==== Entries ====

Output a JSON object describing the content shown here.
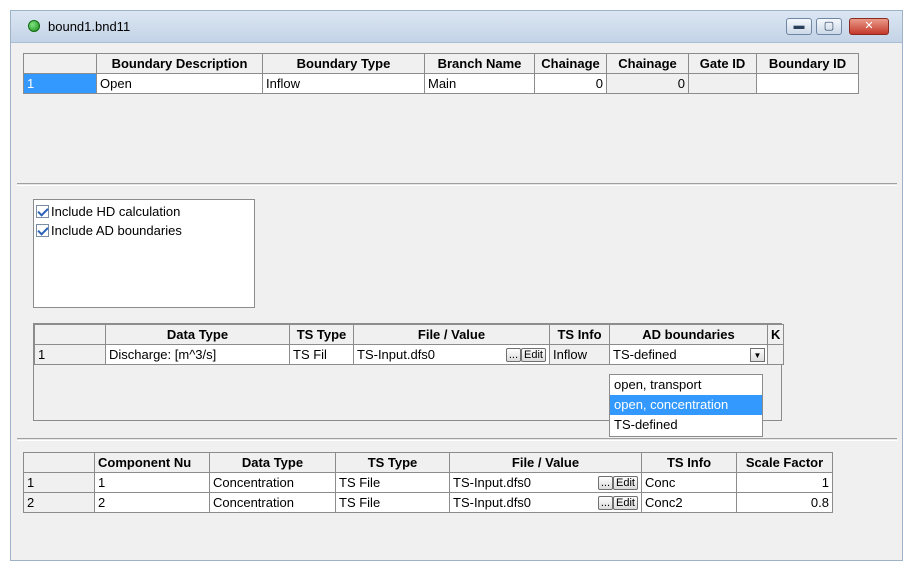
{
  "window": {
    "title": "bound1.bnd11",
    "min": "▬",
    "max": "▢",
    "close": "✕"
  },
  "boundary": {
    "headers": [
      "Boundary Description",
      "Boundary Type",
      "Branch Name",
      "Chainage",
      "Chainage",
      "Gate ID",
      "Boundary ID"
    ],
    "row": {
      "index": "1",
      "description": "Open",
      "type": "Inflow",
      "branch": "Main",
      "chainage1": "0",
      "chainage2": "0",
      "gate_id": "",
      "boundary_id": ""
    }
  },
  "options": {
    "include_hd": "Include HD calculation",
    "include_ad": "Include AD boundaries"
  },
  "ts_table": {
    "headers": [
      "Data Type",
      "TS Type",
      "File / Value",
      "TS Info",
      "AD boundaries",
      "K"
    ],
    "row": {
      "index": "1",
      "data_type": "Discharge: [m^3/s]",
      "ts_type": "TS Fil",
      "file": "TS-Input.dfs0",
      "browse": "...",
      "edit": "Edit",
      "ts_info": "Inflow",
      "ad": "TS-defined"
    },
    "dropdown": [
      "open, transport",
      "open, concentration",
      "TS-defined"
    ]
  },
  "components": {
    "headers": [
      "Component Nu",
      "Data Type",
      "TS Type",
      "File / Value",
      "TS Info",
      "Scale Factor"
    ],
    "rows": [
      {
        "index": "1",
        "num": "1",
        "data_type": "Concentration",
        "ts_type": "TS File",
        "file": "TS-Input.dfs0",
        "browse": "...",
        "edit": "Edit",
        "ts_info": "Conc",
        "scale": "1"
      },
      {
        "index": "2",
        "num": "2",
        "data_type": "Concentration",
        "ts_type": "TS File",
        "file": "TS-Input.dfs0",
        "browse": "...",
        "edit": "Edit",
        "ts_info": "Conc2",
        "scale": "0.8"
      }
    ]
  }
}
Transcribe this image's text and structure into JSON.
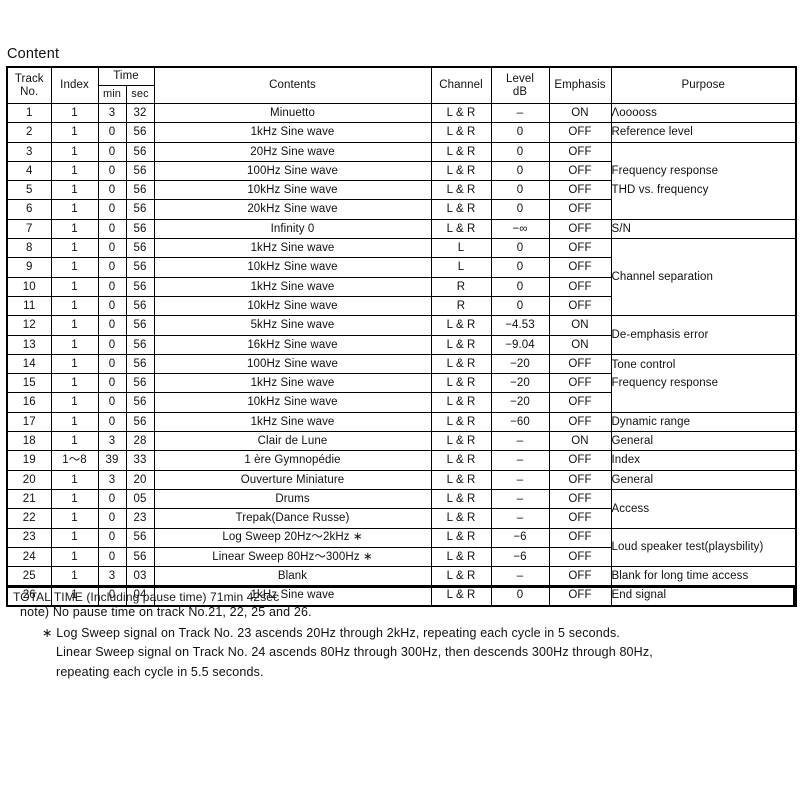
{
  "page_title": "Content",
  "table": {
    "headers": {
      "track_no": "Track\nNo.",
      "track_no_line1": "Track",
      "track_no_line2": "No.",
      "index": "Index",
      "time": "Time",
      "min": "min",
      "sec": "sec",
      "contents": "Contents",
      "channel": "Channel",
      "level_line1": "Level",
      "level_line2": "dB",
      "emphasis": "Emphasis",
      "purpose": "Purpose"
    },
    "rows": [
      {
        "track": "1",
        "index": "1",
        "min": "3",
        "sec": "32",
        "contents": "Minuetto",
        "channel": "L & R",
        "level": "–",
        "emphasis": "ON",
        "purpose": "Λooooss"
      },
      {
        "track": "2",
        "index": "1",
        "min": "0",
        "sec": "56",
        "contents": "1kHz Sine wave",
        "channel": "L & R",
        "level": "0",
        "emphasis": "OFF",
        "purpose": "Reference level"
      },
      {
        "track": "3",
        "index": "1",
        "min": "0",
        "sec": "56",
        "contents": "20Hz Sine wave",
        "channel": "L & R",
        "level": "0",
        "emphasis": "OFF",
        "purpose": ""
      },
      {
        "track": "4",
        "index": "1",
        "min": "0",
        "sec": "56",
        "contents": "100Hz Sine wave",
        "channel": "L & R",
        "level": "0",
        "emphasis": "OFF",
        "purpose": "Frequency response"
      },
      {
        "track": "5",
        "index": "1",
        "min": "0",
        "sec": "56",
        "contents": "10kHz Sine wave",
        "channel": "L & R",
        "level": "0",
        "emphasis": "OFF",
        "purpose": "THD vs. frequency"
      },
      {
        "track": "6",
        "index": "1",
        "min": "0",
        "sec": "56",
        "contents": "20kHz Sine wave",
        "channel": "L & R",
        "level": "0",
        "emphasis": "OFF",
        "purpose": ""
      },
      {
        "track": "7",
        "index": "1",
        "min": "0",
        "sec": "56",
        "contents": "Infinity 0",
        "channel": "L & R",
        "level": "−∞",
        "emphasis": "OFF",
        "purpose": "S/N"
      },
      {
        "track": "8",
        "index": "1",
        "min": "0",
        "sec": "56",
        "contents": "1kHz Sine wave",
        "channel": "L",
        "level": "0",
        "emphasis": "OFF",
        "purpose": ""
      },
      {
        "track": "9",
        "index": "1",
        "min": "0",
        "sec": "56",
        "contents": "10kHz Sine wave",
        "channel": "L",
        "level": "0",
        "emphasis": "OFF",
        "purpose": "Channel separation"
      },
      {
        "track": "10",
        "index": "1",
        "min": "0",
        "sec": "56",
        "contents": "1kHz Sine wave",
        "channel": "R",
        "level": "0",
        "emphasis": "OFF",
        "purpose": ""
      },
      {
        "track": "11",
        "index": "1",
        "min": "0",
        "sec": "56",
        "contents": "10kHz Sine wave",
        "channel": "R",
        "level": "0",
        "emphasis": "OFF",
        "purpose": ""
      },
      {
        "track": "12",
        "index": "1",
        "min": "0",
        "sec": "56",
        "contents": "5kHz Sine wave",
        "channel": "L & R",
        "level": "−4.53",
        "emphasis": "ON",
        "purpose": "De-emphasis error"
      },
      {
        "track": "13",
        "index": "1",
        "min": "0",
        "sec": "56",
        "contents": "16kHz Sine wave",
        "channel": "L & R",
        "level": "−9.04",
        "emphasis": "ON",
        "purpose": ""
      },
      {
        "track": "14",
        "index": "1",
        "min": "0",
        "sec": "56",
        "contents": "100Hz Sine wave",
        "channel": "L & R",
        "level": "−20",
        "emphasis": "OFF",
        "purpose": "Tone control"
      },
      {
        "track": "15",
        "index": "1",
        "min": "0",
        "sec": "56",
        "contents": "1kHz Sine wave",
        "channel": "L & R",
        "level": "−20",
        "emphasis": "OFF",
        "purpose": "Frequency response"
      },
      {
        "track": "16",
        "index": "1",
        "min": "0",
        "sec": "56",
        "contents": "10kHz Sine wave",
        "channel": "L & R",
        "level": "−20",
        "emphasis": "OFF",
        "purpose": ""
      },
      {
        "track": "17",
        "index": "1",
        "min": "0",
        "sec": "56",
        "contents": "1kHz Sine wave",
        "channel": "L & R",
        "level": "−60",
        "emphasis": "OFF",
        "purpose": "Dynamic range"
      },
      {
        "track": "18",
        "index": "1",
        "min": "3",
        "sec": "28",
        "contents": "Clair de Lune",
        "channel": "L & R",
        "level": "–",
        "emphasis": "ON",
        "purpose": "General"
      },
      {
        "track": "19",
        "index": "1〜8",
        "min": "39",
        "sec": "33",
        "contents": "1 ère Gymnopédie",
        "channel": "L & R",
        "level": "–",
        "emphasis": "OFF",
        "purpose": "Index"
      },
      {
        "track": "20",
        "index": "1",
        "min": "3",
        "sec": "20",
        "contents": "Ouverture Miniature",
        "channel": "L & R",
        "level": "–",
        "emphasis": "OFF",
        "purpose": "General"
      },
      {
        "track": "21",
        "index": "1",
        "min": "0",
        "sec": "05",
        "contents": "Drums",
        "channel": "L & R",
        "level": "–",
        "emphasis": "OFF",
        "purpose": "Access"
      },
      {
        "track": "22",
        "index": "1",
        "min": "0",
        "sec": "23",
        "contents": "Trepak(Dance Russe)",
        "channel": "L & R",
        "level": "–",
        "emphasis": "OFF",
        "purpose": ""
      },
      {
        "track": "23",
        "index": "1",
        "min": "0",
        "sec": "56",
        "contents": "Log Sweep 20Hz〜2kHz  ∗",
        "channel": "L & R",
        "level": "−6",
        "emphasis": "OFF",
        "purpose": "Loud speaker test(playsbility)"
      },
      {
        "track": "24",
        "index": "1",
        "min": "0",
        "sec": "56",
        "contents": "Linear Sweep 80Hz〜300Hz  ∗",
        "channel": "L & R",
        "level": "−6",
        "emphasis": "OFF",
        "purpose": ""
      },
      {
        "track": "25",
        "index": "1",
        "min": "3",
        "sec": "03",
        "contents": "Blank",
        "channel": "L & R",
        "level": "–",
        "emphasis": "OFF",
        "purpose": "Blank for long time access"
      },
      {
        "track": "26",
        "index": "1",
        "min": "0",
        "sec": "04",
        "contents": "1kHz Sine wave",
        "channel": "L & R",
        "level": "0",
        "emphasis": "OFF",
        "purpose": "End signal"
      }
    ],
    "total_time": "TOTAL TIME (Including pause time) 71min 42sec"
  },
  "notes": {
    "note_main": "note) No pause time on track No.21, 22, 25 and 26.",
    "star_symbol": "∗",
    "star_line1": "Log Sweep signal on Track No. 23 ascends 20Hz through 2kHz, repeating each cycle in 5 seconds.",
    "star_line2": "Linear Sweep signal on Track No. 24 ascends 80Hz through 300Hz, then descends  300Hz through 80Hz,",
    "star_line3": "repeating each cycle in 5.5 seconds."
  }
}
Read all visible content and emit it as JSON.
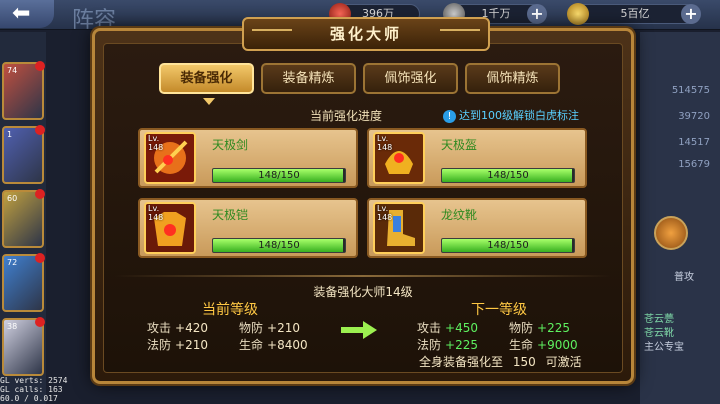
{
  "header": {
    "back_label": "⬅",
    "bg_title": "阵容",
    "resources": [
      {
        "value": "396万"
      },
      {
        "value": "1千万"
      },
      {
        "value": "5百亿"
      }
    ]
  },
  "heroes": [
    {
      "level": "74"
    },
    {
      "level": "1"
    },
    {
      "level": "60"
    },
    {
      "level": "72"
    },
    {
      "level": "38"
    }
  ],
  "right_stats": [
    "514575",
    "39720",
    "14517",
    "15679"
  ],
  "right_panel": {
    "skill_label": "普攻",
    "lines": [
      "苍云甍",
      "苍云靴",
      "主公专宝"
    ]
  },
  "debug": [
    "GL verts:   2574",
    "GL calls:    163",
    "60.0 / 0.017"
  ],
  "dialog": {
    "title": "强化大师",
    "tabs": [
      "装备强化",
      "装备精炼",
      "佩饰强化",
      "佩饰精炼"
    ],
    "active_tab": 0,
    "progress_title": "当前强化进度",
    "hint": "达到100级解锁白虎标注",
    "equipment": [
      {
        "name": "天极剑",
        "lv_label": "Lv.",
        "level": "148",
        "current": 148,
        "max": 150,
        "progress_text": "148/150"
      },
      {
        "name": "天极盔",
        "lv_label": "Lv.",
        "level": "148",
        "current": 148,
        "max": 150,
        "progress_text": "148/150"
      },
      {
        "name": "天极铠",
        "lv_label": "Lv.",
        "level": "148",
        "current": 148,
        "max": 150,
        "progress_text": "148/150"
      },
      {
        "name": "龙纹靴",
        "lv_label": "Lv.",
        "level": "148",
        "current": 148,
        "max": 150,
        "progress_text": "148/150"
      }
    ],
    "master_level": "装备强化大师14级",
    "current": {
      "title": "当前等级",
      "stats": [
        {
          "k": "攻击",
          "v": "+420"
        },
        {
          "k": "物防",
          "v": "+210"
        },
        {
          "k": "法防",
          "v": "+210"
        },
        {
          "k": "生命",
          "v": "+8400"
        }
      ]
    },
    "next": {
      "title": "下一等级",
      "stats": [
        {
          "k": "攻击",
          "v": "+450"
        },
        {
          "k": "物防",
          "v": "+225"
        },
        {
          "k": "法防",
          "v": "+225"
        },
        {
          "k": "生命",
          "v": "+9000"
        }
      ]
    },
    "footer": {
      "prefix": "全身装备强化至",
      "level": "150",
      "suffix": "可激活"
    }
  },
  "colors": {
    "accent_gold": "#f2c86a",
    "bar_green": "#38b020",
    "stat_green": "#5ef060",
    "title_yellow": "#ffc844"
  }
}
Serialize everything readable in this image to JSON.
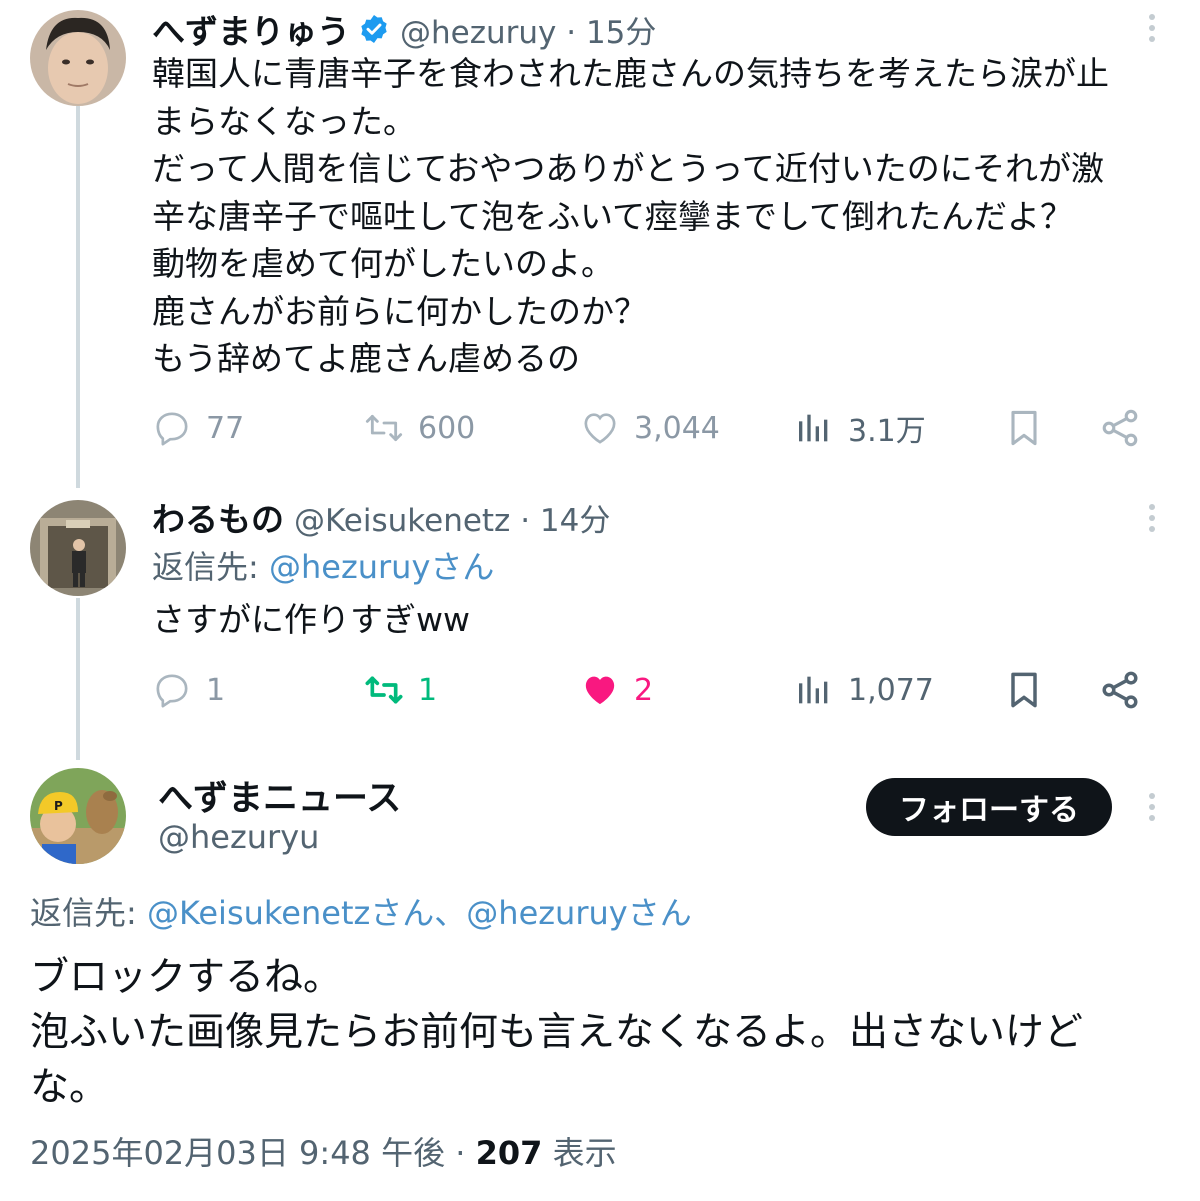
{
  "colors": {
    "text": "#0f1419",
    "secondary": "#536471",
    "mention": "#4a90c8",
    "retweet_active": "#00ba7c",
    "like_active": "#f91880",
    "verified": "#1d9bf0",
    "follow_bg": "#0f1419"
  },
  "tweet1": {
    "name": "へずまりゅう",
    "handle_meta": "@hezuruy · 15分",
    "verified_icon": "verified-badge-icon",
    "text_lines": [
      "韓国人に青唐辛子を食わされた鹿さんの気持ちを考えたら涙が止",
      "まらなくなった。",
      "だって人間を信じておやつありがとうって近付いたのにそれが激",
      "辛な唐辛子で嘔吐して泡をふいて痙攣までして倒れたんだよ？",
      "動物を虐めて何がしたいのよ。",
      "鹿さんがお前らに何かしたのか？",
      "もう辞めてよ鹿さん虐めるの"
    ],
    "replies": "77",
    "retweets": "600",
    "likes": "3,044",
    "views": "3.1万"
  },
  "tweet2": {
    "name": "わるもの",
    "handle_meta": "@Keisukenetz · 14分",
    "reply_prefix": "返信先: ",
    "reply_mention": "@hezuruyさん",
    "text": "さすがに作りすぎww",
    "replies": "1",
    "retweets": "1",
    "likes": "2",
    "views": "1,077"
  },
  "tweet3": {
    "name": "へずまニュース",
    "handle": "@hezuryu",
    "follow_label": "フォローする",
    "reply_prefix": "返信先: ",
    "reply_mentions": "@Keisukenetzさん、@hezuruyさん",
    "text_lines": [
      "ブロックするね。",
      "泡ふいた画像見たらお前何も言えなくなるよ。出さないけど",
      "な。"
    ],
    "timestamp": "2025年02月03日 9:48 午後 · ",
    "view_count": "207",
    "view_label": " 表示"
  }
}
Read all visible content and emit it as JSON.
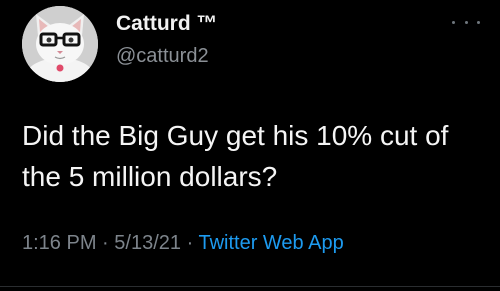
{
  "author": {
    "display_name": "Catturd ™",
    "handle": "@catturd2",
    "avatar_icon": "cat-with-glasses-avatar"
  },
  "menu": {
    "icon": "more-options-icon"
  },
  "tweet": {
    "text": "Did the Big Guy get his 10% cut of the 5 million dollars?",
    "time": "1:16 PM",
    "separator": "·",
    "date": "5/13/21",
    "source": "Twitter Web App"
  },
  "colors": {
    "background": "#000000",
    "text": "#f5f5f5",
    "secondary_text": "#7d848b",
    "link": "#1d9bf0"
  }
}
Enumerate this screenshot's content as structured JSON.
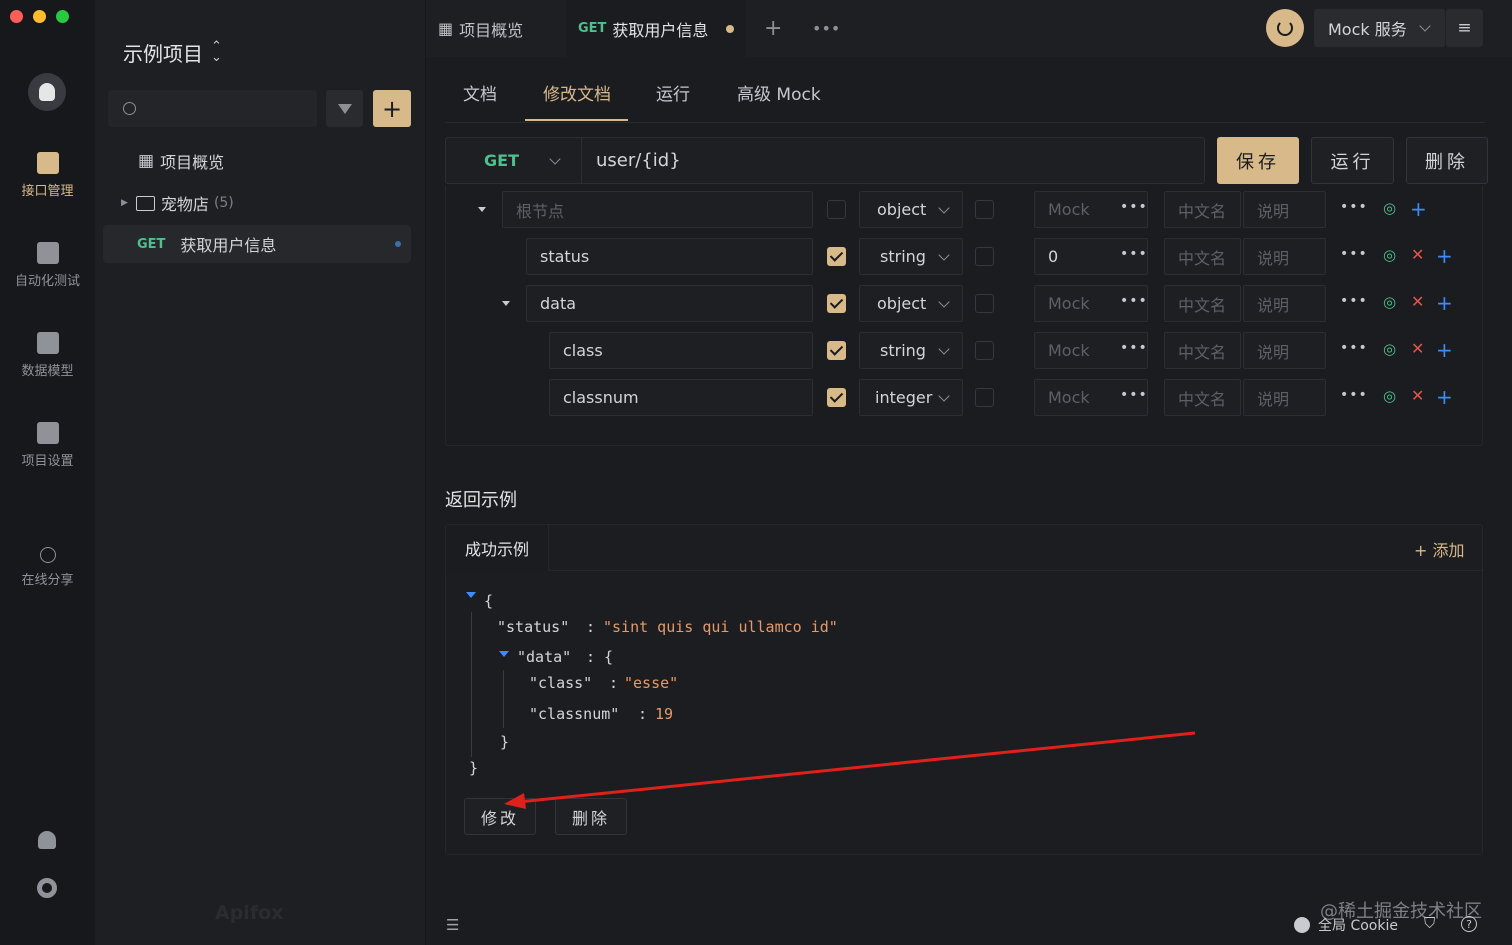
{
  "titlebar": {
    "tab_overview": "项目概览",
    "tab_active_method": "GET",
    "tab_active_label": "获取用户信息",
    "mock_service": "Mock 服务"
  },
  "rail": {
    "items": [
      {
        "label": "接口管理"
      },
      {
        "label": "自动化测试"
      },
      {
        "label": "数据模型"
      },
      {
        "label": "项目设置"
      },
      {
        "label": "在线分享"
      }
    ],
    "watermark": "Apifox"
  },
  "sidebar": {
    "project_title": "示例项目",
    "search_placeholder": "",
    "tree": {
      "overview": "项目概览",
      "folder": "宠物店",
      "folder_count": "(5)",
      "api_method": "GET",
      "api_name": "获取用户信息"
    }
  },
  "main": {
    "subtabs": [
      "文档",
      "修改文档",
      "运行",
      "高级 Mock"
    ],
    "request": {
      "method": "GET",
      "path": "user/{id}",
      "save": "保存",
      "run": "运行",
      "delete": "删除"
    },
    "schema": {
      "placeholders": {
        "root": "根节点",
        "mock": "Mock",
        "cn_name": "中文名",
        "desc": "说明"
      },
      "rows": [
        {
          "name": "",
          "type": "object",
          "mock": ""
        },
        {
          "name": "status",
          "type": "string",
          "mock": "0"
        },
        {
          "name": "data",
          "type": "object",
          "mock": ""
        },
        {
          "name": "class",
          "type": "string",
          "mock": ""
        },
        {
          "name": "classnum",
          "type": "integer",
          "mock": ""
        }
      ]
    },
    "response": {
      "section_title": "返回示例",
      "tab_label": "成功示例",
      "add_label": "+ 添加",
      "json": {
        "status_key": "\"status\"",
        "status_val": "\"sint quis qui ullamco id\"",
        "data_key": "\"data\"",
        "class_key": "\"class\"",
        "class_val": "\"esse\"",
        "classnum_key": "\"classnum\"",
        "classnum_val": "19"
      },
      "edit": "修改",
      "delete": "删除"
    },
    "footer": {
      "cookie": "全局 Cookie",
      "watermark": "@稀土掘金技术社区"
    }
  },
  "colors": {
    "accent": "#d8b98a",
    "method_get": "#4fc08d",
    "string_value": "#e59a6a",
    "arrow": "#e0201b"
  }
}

====

**Goal of the exercise:** Each line containing the word "signal" counts once; report the total alone.

**Exercise solution:** 3